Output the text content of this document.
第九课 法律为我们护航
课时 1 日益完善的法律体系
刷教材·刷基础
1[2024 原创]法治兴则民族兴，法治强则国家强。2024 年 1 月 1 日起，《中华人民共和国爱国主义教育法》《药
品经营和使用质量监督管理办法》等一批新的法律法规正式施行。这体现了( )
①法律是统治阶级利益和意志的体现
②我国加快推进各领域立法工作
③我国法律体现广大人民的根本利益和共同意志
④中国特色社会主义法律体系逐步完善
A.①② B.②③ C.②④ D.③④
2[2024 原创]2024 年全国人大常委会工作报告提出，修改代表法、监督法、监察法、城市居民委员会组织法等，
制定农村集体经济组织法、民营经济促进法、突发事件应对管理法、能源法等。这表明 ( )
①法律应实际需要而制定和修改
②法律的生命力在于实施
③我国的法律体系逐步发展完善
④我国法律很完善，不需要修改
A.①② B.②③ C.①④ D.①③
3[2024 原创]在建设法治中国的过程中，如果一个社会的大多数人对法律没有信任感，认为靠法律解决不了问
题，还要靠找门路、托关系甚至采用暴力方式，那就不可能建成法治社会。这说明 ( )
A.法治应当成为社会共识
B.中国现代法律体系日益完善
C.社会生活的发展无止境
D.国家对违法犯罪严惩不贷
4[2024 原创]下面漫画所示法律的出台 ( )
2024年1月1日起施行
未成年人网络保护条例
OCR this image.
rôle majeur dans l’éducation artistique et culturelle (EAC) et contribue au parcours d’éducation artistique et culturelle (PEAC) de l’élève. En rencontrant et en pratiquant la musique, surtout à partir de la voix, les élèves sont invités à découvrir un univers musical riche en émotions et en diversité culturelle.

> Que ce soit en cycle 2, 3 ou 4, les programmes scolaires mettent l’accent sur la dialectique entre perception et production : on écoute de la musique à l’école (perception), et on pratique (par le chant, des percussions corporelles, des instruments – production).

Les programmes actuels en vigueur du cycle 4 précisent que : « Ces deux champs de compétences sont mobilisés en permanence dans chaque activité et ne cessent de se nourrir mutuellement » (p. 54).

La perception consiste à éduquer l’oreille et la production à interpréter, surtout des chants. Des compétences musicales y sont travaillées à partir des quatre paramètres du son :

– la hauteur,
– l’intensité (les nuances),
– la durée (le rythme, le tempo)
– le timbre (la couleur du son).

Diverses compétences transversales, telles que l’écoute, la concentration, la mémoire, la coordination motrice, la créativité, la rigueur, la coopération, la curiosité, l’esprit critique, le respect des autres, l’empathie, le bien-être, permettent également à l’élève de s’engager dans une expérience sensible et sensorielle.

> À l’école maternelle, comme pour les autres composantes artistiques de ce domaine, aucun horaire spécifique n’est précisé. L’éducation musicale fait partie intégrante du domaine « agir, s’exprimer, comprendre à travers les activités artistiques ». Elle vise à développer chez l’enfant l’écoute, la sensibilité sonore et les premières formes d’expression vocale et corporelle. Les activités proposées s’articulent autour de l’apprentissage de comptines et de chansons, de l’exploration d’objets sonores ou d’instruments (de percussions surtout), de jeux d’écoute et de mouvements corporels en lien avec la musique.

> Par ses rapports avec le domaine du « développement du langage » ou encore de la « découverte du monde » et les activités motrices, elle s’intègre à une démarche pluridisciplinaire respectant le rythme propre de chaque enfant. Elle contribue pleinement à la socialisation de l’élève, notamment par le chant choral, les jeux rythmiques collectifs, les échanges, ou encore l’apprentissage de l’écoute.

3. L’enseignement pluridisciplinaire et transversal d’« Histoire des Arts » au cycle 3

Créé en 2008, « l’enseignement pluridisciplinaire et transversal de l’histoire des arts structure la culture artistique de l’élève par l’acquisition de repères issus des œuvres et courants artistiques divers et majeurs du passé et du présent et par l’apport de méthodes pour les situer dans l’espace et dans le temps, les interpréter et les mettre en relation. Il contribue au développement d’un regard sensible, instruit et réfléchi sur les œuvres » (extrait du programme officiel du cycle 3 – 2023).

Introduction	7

WHAT IS NEEDED:
Keep only the lines that hold the string "this", and copy them out.

WRITTEN RESPONSE:
Output the text content of this document.
OCR this image.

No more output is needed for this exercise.